[START OF Input records]

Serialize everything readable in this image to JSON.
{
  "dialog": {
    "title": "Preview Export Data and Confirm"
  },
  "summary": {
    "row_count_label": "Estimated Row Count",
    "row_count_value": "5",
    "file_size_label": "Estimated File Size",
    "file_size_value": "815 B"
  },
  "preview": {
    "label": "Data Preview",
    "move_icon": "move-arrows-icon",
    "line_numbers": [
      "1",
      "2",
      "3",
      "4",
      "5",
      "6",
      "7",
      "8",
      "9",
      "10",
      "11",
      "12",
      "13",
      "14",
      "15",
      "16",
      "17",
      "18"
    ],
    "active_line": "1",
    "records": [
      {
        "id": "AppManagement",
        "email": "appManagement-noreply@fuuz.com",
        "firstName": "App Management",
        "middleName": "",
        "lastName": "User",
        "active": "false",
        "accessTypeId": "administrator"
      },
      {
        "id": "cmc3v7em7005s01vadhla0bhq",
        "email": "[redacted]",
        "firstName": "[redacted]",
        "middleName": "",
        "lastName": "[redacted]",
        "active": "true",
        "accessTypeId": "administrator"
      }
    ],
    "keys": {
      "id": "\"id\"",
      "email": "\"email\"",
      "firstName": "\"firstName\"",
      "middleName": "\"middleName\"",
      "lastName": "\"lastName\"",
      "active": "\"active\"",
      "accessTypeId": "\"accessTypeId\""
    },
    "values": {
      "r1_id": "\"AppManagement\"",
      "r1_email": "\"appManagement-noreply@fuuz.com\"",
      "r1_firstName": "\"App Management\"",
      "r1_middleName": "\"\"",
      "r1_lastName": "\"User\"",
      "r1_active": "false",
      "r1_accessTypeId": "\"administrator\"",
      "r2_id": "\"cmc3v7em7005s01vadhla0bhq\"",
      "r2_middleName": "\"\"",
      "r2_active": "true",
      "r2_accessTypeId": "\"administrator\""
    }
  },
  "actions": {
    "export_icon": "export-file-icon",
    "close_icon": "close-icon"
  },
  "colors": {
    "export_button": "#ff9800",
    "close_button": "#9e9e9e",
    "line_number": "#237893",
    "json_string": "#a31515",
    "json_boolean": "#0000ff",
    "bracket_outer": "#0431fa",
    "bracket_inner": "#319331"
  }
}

[END OF Input records]

Each record above should be restated word for word.

Serialize everything readable in this image to JSON.
{
  "dialog": {
    "title": "Preview Export Data and Confirm"
  },
  "summary": {
    "row_count_label": "Estimated Row Count",
    "row_count_value": "5",
    "file_size_label": "Estimated File Size",
    "file_size_value": "815 B"
  },
  "preview": {
    "label": "Data Preview",
    "move_icon": "move-arrows-icon",
    "line_numbers": [
      "1",
      "2",
      "3",
      "4",
      "5",
      "6",
      "7",
      "8",
      "9",
      "10",
      "11",
      "12",
      "13",
      "14",
      "15",
      "16",
      "17",
      "18"
    ],
    "active_line": "1",
    "records": [
      {
        "id": "AppManagement",
        "email": "appManagement-noreply@fuuz.com",
        "firstName": "App Management",
        "middleName": "",
        "lastName": "User",
        "active": "false",
        "accessTypeId": "administrator"
      },
      {
        "id": "cmc3v7em7005s01vadhla0bhq",
        "email": "[redacted]",
        "firstName": "[redacted]",
        "middleName": "",
        "lastName": "[redacted]",
        "active": "true",
        "accessTypeId": "administrator"
      }
    ],
    "keys": {
      "id": "\"id\"",
      "email": "\"email\"",
      "firstName": "\"firstName\"",
      "middleName": "\"middleName\"",
      "lastName": "\"lastName\"",
      "active": "\"active\"",
      "accessTypeId": "\"accessTypeId\""
    },
    "values": {
      "r1_id": "\"AppManagement\"",
      "r1_email": "\"appManagement-noreply@fuuz.com\"",
      "r1_firstName": "\"App Management\"",
      "r1_middleName": "\"\"",
      "r1_lastName": "\"User\"",
      "r1_active": "false",
      "r1_accessTypeId": "\"administrator\"",
      "r2_id": "\"cmc3v7em7005s01vadhla0bhq\"",
      "r2_middleName": "\"\"",
      "r2_active": "true",
      "r2_accessTypeId": "\"administrator\""
    }
  },
  "actions": {
    "export_icon": "export-file-icon",
    "close_icon": "close-icon"
  },
  "colors": {
    "export_button": "#ff9800",
    "close_button": "#9e9e9e",
    "line_number": "#237893",
    "json_string": "#a31515",
    "json_boolean": "#0000ff",
    "bracket_outer": "#0431fa",
    "bracket_inner": "#319331"
  }
}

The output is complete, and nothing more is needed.